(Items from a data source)
───

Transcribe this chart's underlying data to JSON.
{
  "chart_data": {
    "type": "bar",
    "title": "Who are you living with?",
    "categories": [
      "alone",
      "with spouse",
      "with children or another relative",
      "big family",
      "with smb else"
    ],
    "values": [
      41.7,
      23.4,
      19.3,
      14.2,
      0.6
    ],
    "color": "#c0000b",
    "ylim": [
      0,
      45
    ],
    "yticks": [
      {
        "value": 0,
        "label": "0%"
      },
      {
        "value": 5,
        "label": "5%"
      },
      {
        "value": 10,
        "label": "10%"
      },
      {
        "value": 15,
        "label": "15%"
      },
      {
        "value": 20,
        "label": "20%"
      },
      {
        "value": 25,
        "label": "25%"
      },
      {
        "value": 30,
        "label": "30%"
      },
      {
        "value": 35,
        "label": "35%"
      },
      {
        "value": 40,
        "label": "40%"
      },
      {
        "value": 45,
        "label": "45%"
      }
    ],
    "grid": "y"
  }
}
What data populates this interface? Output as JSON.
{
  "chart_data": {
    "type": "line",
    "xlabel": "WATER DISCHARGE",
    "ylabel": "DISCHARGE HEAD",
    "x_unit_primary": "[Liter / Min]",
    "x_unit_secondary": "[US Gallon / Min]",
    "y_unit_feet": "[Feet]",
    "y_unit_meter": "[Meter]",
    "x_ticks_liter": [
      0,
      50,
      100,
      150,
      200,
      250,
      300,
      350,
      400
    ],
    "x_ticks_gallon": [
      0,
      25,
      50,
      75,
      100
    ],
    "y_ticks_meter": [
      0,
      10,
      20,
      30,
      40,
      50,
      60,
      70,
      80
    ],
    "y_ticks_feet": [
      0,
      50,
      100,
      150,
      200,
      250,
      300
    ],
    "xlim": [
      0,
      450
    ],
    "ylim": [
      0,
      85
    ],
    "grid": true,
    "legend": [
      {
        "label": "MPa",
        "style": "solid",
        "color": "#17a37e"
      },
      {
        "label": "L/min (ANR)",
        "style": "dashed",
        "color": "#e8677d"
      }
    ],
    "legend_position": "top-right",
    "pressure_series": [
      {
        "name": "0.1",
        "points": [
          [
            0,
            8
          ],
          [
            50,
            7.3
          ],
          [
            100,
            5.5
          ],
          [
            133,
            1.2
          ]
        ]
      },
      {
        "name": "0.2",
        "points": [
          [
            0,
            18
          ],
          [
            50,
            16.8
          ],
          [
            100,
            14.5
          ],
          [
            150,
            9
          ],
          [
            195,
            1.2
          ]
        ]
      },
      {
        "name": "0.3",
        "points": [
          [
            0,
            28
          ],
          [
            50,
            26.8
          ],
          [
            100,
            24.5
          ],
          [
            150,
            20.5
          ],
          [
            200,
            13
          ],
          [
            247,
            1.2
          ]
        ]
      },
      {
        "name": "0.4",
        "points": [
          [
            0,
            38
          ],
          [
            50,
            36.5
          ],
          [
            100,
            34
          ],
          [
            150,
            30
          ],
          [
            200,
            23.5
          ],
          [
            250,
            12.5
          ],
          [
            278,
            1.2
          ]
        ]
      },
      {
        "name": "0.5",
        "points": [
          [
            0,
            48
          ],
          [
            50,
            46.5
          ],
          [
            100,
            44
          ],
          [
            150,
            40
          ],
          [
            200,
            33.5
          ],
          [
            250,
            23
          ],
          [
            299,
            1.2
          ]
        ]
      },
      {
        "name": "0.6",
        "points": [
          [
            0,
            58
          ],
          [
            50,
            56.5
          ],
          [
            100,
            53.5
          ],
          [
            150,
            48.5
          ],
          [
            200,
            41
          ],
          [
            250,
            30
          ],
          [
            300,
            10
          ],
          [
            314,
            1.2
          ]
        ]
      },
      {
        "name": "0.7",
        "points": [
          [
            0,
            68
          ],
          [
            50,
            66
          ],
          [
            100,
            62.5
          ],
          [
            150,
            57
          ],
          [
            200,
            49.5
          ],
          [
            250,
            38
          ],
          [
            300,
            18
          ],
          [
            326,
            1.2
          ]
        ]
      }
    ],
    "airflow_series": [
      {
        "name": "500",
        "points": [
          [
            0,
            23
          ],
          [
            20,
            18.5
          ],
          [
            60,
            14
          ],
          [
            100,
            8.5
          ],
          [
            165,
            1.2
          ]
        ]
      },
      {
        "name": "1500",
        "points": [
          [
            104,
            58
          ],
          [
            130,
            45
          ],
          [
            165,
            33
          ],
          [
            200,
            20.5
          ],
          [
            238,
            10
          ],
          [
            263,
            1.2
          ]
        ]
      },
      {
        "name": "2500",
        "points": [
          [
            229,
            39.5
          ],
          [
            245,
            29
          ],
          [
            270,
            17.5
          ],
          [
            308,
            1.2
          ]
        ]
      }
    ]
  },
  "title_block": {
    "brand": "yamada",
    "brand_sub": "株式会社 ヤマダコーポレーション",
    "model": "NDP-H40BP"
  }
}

───

→ **Required task**
Output the listing above without altering a single character.

→ **Written answer**
Transcribe this chart's underlying data to JSON.
{
  "chart_data": {
    "type": "bar",
    "title": "Who are you living with?",
    "categories": [
      "alone",
      "with spouse",
      "with children or another relative",
      "big family",
      "with smb else"
    ],
    "values": [
      41.7,
      23.4,
      19.3,
      14.2,
      0.6
    ],
    "color": "#c0000b",
    "ylim": [
      0,
      45
    ],
    "yticks": [
      {
        "value": 0,
        "label": "0%"
      },
      {
        "value": 5,
        "label": "5%"
      },
      {
        "value": 10,
        "label": "10%"
      },
      {
        "value": 15,
        "label": "15%"
      },
      {
        "value": 20,
        "label": "20%"
      },
      {
        "value": 25,
        "label": "25%"
      },
      {
        "value": 30,
        "label": "30%"
      },
      {
        "value": 35,
        "label": "35%"
      },
      {
        "value": 40,
        "label": "40%"
      },
      {
        "value": 45,
        "label": "45%"
      }
    ],
    "grid": "y"
  }
}
What data populates this interface? Output as JSON.
{
  "chart_data": {
    "type": "line",
    "xlabel": "WATER DISCHARGE",
    "ylabel": "DISCHARGE HEAD",
    "x_unit_primary": "[Liter / Min]",
    "x_unit_secondary": "[US Gallon / Min]",
    "y_unit_feet": "[Feet]",
    "y_unit_meter": "[Meter]",
    "x_ticks_liter": [
      0,
      50,
      100,
      150,
      200,
      250,
      300,
      350,
      400
    ],
    "x_ticks_gallon": [
      0,
      25,
      50,
      75,
      100
    ],
    "y_ticks_meter": [
      0,
      10,
      20,
      30,
      40,
      50,
      60,
      70,
      80
    ],
    "y_ticks_feet": [
      0,
      50,
      100,
      150,
      200,
      250,
      300
    ],
    "xlim": [
      0,
      450
    ],
    "ylim": [
      0,
      85
    ],
    "grid": true,
    "legend": [
      {
        "label": "MPa",
        "style": "solid",
        "color": "#17a37e"
      },
      {
        "label": "L/min (ANR)",
        "style": "dashed",
        "color": "#e8677d"
      }
    ],
    "legend_position": "top-right",
    "pressure_series": [
      {
        "name": "0.1",
        "points": [
          [
            0,
            8
          ],
          [
            50,
            7.3
          ],
          [
            100,
            5.5
          ],
          [
            133,
            1.2
          ]
        ]
      },
      {
        "name": "0.2",
        "points": [
          [
            0,
            18
          ],
          [
            50,
            16.8
          ],
          [
            100,
            14.5
          ],
          [
            150,
            9
          ],
          [
            195,
            1.2
          ]
        ]
      },
      {
        "name": "0.3",
        "points": [
          [
            0,
            28
          ],
          [
            50,
            26.8
          ],
          [
            100,
            24.5
          ],
          [
            150,
            20.5
          ],
          [
            200,
            13
          ],
          [
            247,
            1.2
          ]
        ]
      },
      {
        "name": "0.4",
        "points": [
          [
            0,
            38
          ],
          [
            50,
            36.5
          ],
          [
            100,
            34
          ],
          [
            150,
            30
          ],
          [
            200,
            23.5
          ],
          [
            250,
            12.5
          ],
          [
            278,
            1.2
          ]
        ]
      },
      {
        "name": "0.5",
        "points": [
          [
            0,
            48
          ],
          [
            50,
            46.5
          ],
          [
            100,
            44
          ],
          [
            150,
            40
          ],
          [
            200,
            33.5
          ],
          [
            250,
            23
          ],
          [
            299,
            1.2
          ]
        ]
      },
      {
        "name": "0.6",
        "points": [
          [
            0,
            58
          ],
          [
            50,
            56.5
          ],
          [
            100,
            53.5
          ],
          [
            150,
            48.5
          ],
          [
            200,
            41
          ],
          [
            250,
            30
          ],
          [
            300,
            10
          ],
          [
            314,
            1.2
          ]
        ]
      },
      {
        "name": "0.7",
        "points": [
          [
            0,
            68
          ],
          [
            50,
            66
          ],
          [
            100,
            62.5
          ],
          [
            150,
            57
          ],
          [
            200,
            49.5
          ],
          [
            250,
            38
          ],
          [
            300,
            18
          ],
          [
            326,
            1.2
          ]
        ]
      }
    ],
    "airflow_series": [
      {
        "name": "500",
        "points": [
          [
            0,
            23
          ],
          [
            20,
            18.5
          ],
          [
            60,
            14
          ],
          [
            100,
            8.5
          ],
          [
            165,
            1.2
          ]
        ]
      },
      {
        "name": "1500",
        "points": [
          [
            104,
            58
          ],
          [
            130,
            45
          ],
          [
            165,
            33
          ],
          [
            200,
            20.5
          ],
          [
            238,
            10
          ],
          [
            263,
            1.2
          ]
        ]
      },
      {
        "name": "2500",
        "points": [
          [
            229,
            39.5
          ],
          [
            245,
            29
          ],
          [
            270,
            17.5
          ],
          [
            308,
            1.2
          ]
        ]
      }
    ]
  },
  "title_block": {
    "brand": "yamada",
    "brand_sub": "株式会社 ヤマダコーポレーション",
    "model": "NDP-H40BP"
  }
}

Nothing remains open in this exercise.